> Supplied passage
##############################
75.17 Secondary Overtriage in Level 3 and 4 Trauma Centers: Are These Transfers Necessary?

R. M. Essig1, K. T. Lynch1, D. M. Long2, U. Khan1, G. Schaefer1, J. C. Knight1, A. Wilson1, J. Con1 1West Virginia University,Surgery,Morgantown, WV, USA 2West Virginia University,Biostatistics,Morgantown, WV, USA

Introduction:
‘Secondary overtriage’ refers patients discharged home shortly after being transferred to another hospital. Although minimally injured patients could potentially be discharged home, a recent regional study showed that 9.8% of these seemingly uninjured patients seen at level 3 and 4 trauma centers were transferred to a higher level of care prior to being discharged. We analyze these occurrences at the national level to identify patient characteristics and injury patterns which may facilitate the development of strategies to reduce overtriage rates.
##############################
> Data records
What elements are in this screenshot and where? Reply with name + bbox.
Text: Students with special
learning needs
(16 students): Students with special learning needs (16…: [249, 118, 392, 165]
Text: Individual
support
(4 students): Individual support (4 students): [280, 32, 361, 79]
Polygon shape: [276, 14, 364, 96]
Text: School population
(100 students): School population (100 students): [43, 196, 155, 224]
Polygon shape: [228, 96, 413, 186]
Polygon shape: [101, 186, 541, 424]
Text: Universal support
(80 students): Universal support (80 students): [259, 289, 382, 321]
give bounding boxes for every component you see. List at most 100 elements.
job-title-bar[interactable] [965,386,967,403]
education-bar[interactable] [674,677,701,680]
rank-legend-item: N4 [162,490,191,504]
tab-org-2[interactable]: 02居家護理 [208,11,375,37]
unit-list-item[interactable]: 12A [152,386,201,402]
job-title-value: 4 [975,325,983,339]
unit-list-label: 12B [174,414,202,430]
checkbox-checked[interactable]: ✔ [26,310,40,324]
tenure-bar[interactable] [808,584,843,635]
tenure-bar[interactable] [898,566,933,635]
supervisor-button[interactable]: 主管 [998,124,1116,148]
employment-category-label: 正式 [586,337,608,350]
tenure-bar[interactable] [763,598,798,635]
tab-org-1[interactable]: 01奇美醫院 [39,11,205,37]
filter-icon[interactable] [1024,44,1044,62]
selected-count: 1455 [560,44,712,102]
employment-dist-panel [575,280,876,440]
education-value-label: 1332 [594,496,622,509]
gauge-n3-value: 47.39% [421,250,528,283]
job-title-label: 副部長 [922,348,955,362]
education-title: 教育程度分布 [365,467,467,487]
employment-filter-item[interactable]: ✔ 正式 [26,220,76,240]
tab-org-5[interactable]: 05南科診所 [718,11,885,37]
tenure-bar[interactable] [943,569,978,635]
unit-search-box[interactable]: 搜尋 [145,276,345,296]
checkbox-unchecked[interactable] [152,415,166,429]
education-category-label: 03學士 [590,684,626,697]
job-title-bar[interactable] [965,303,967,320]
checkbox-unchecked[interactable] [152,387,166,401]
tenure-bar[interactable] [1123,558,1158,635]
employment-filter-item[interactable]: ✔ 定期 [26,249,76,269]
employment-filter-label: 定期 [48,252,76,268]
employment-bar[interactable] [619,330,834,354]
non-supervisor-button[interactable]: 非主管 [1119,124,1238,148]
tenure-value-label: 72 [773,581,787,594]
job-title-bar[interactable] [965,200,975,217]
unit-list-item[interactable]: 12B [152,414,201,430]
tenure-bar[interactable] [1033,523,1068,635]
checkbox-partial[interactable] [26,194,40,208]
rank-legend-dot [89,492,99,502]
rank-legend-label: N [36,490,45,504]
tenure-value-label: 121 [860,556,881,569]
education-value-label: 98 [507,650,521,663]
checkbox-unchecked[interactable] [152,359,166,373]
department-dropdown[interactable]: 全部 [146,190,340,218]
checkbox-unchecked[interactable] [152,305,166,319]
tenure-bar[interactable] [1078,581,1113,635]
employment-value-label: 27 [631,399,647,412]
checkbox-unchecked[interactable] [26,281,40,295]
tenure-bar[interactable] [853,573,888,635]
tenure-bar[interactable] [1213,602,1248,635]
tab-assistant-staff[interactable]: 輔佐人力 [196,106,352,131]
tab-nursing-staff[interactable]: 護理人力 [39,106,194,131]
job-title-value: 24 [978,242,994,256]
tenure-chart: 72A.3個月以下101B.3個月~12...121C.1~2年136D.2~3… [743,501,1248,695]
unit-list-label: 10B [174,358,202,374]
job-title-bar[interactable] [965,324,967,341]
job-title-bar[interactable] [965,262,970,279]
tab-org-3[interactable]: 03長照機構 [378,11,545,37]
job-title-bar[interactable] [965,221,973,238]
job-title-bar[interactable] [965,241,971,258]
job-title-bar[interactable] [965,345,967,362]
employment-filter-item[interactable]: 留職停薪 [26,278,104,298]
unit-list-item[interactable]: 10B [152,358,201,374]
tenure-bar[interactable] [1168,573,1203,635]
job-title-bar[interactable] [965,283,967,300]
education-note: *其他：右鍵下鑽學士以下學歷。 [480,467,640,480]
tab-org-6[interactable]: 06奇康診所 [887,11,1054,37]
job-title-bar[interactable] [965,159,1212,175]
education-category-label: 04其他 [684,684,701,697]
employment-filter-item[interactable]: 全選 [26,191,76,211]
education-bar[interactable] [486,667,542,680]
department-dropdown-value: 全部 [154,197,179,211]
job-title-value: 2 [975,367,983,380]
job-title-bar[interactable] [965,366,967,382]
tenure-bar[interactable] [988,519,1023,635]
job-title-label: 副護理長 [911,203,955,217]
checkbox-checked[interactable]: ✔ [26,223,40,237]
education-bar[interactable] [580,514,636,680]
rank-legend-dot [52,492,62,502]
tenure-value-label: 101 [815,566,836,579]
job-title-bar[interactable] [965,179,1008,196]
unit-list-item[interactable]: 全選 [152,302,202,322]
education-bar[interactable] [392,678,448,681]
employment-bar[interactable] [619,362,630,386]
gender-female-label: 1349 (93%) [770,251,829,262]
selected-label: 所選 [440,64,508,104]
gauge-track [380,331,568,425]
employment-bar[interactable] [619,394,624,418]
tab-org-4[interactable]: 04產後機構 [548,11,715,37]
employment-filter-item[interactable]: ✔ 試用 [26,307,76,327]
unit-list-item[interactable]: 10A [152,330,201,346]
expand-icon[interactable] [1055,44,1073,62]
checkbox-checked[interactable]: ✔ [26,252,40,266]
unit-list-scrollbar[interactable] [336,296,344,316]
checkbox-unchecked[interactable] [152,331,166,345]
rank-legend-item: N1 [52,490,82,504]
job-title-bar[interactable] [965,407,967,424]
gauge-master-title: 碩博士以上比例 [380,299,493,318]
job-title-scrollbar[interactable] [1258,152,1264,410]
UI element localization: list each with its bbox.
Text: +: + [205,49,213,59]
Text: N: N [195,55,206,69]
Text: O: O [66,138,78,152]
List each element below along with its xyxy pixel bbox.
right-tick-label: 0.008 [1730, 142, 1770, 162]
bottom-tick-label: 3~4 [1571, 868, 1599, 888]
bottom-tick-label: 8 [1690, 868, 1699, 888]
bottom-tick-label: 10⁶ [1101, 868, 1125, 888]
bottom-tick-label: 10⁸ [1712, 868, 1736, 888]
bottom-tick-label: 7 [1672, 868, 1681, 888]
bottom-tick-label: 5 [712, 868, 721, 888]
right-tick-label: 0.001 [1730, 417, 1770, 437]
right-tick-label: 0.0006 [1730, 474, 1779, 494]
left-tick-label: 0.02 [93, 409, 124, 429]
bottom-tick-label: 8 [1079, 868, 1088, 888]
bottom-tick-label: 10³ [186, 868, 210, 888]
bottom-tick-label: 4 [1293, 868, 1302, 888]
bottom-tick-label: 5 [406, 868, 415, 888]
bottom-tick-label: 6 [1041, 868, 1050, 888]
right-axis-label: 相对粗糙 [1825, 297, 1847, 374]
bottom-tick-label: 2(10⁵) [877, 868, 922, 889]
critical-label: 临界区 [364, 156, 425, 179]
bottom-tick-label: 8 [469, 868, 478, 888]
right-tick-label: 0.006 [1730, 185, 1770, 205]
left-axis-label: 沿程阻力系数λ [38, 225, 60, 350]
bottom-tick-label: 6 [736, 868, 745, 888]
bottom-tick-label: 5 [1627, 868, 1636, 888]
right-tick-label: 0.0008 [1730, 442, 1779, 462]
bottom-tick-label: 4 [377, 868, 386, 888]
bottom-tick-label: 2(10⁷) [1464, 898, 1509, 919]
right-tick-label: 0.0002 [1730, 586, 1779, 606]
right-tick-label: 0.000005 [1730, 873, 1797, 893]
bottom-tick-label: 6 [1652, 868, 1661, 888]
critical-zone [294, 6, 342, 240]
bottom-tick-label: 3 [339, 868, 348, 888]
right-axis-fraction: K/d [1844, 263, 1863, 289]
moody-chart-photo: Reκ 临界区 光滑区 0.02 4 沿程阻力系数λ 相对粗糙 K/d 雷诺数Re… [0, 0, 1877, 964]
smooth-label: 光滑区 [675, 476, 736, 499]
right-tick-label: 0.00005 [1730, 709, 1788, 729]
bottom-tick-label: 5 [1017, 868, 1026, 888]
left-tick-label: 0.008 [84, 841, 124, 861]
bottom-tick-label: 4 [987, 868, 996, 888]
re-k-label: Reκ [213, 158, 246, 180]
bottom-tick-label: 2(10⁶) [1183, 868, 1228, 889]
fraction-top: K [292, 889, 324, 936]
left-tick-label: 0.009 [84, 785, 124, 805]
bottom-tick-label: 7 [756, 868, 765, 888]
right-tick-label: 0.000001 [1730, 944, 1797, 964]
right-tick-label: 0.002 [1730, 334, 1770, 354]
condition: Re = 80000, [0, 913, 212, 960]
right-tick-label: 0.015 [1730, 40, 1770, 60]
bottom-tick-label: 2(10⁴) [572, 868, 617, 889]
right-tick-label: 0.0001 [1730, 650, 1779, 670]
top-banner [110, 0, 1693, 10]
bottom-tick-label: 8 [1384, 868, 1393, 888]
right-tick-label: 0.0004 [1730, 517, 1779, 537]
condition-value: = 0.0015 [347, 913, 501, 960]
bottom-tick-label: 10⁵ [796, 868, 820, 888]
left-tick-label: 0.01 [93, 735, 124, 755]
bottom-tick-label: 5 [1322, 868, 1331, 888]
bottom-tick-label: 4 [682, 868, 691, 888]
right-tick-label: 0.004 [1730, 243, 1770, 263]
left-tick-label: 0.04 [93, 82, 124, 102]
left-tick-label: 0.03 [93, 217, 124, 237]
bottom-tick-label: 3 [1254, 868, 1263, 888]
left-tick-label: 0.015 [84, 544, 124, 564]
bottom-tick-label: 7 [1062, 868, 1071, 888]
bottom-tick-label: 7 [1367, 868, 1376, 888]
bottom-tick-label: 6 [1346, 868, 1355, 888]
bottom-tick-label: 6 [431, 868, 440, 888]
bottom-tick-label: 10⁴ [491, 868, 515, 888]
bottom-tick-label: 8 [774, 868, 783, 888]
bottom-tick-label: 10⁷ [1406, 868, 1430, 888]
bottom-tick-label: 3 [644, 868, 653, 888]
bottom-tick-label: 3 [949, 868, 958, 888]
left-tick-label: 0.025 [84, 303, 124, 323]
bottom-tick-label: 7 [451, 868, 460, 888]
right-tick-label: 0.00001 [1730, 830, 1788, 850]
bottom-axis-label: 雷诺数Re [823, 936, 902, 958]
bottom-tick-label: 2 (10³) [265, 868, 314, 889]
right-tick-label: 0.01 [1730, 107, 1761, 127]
##############################
> Exercise set
- a) Answer from the secondary overtriage abstract:
(i) With which West Virginia University department is D. M. Long affiliated?
(ii) In the recent regional study, what percentage of seemingly uninjured patients seen at level 3 and 4 trauma centers were transferred to a higher level of care before discharge?
(iii) Which levels of trauma centers does the title name?
- b) Pick up the secondary overtriage abstract after its last sentence and continue writing it.
The listing above comes from a separate source, unrelated to the secondary overtriage abstract.

> Responses to the exercise
- a)
(i) Biostatistics
(ii) 9.8%
(iii) Level 3 and 4

- b)
Methods:
Data from the National Trauma Data Bank was obtained from 2008-2012 to isolate those who were: 1) discharged home within 48h of arrival, and 2) did not undergo a surgical procedure. We then identified those who arrived as a transfer to a Level 1 or 2 Trauma Center prior to being discharged (secondary overtriage) from those who were discharged directly from a Level 3 or 4 Trauma Center. Factors associated with transfer were analyzed using a logistic regression. Injuries were classified based on the need for a specific consultant. Co-morbidities examined included: smoking status, functionally dependent status, diabetes, and history of cerebrovascular accidents.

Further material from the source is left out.